== Problem requirements ==
Scan the data for "regarding" and copy the lines it appears in.

___ Data to process

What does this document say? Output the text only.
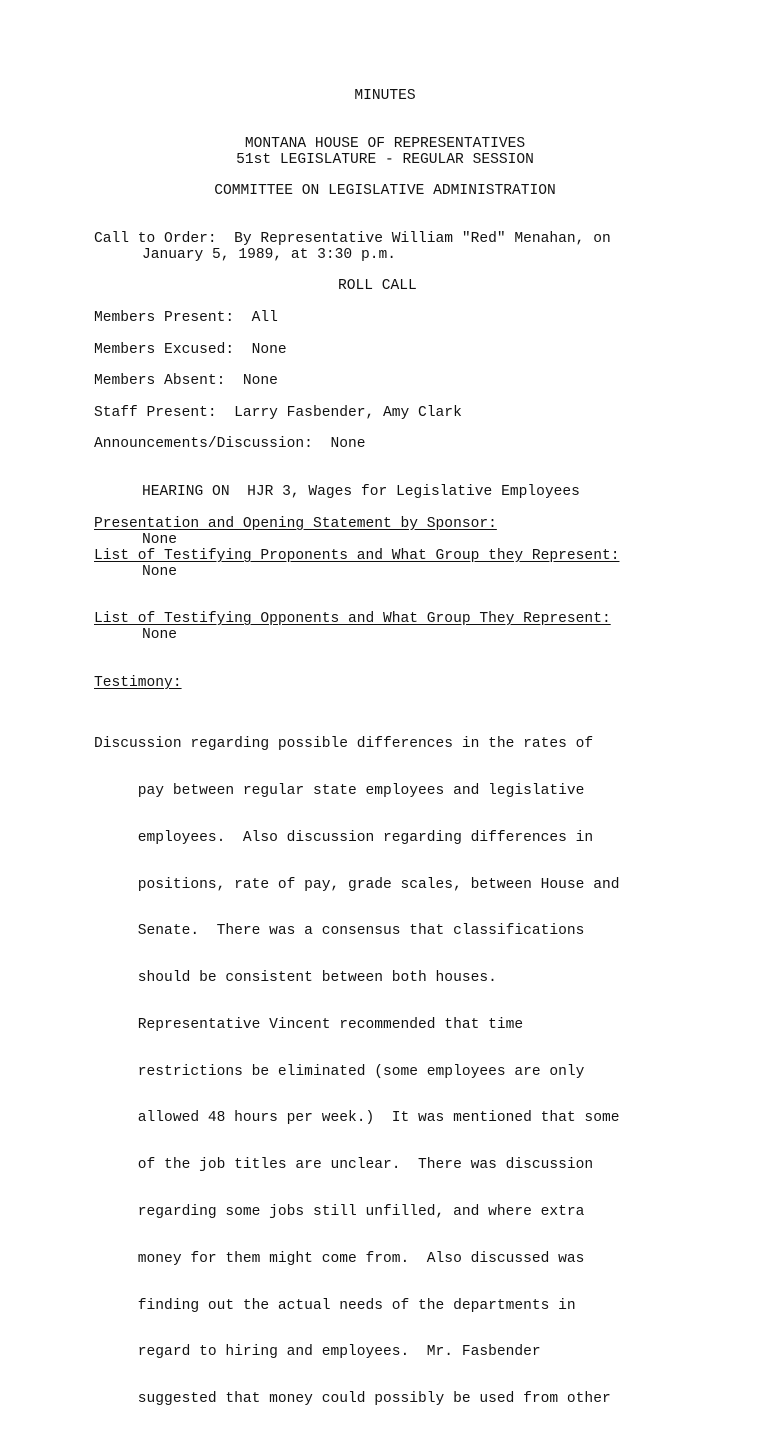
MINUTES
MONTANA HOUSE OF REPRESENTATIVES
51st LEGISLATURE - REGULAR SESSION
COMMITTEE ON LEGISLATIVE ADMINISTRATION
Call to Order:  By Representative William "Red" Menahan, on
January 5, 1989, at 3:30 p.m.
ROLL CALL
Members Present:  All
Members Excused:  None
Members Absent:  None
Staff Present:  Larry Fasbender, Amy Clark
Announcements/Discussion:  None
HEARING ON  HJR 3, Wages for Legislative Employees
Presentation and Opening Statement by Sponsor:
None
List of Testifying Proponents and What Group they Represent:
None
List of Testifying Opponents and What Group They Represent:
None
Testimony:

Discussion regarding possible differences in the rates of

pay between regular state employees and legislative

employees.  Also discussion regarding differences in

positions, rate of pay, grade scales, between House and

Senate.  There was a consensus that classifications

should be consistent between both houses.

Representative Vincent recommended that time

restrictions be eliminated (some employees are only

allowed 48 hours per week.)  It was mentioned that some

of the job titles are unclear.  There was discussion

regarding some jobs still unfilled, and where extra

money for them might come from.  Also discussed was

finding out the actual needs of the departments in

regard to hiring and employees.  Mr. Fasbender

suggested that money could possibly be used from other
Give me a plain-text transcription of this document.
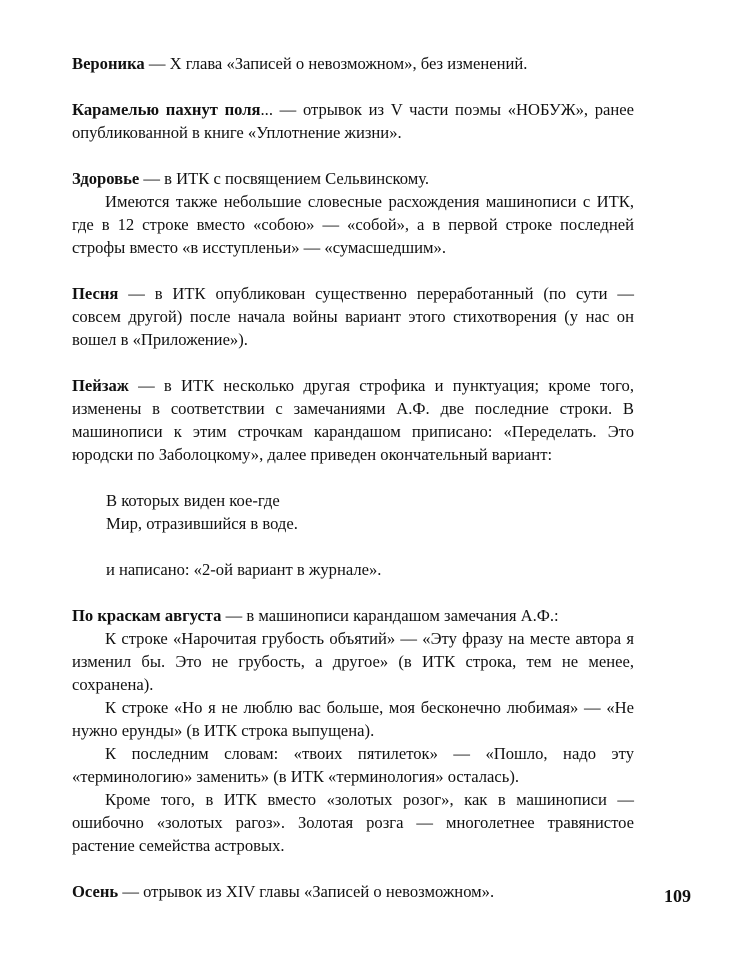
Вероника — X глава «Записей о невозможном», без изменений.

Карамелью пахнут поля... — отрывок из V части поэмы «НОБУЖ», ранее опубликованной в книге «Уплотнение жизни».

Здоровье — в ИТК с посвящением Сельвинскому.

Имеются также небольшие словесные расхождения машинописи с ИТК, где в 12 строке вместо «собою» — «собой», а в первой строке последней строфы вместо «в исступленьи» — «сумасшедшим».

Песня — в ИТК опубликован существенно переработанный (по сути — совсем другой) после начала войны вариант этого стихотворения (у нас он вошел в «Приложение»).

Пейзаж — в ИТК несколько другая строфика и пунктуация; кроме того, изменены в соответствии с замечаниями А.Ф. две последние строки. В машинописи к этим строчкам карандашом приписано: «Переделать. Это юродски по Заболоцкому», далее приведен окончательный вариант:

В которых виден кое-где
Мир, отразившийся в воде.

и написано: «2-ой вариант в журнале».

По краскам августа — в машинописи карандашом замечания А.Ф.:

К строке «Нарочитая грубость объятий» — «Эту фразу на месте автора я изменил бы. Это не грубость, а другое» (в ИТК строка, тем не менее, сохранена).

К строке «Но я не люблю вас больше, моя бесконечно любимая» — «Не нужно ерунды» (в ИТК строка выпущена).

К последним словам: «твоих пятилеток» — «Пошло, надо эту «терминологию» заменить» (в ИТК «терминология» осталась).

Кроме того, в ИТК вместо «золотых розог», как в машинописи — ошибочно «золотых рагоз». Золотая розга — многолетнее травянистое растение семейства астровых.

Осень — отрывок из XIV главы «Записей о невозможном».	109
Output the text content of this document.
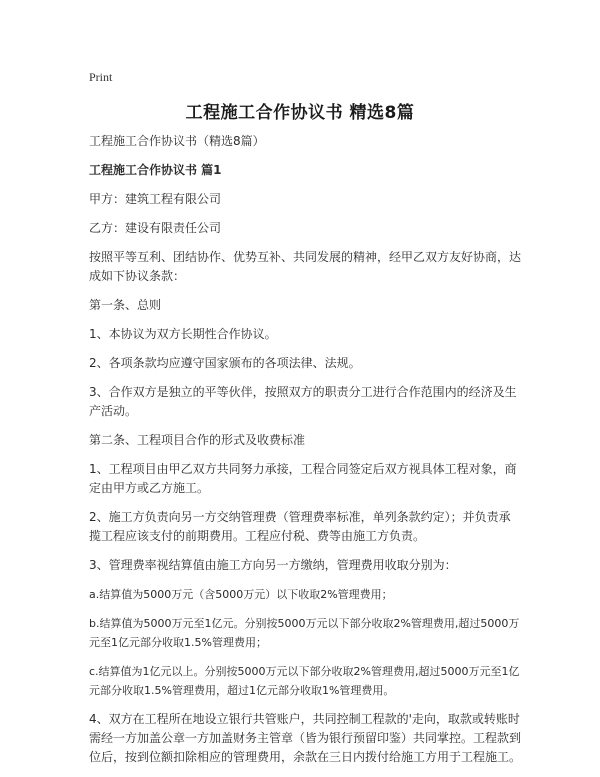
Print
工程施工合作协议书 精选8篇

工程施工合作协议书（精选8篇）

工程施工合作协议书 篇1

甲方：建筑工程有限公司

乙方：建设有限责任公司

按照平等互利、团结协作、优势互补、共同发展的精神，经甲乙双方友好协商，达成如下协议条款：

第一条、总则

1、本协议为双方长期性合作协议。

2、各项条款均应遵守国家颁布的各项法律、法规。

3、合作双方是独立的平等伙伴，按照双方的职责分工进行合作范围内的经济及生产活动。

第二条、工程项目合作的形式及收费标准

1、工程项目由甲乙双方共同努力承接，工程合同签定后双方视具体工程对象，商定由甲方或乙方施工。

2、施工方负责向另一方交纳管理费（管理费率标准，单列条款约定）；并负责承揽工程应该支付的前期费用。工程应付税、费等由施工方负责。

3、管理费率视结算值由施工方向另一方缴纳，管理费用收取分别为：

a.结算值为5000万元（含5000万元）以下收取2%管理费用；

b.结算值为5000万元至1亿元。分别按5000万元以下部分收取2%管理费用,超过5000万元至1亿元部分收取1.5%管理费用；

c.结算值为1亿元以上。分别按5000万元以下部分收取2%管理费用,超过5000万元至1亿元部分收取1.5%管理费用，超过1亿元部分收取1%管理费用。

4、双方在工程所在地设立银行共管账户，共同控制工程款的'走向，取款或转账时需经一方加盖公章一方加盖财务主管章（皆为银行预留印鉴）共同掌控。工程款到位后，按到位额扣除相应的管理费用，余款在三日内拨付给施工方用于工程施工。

______
___ Data to process

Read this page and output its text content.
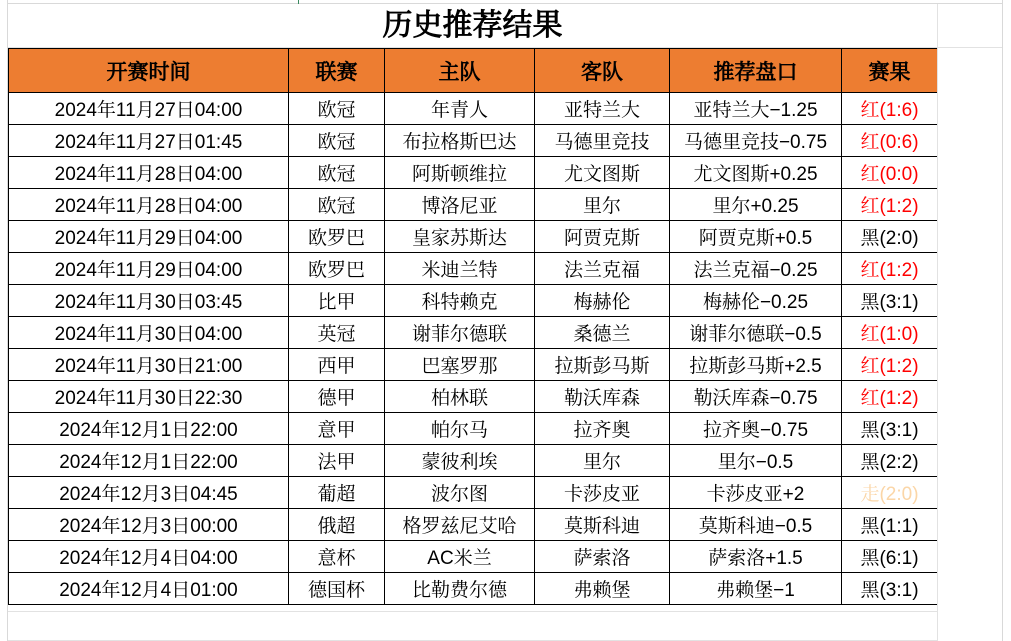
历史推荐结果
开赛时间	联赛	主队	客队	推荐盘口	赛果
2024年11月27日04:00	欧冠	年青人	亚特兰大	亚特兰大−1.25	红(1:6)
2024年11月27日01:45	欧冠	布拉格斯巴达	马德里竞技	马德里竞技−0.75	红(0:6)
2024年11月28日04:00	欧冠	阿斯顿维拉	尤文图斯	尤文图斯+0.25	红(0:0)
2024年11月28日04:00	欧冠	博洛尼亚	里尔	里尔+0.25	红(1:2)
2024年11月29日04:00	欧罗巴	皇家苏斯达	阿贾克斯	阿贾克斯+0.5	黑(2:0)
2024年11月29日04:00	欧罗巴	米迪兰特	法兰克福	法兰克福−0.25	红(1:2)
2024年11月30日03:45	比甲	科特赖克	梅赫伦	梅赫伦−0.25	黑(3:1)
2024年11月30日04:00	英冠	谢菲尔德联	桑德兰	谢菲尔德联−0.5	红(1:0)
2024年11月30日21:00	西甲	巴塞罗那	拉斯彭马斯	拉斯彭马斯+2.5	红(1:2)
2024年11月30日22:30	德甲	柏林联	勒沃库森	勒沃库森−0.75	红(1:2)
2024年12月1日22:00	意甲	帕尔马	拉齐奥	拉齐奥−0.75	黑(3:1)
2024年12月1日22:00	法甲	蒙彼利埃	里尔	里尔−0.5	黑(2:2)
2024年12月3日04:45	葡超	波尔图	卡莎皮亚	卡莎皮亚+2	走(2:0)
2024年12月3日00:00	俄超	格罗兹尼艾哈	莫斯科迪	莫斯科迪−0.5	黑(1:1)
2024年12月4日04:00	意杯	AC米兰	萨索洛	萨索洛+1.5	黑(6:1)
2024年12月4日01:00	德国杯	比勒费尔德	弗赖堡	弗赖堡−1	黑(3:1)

______

== Solution ==
Discussion regarding possible differences in the rates of
employees.  Also discussion regarding differences in
regarding some jobs still unfilled, and where extra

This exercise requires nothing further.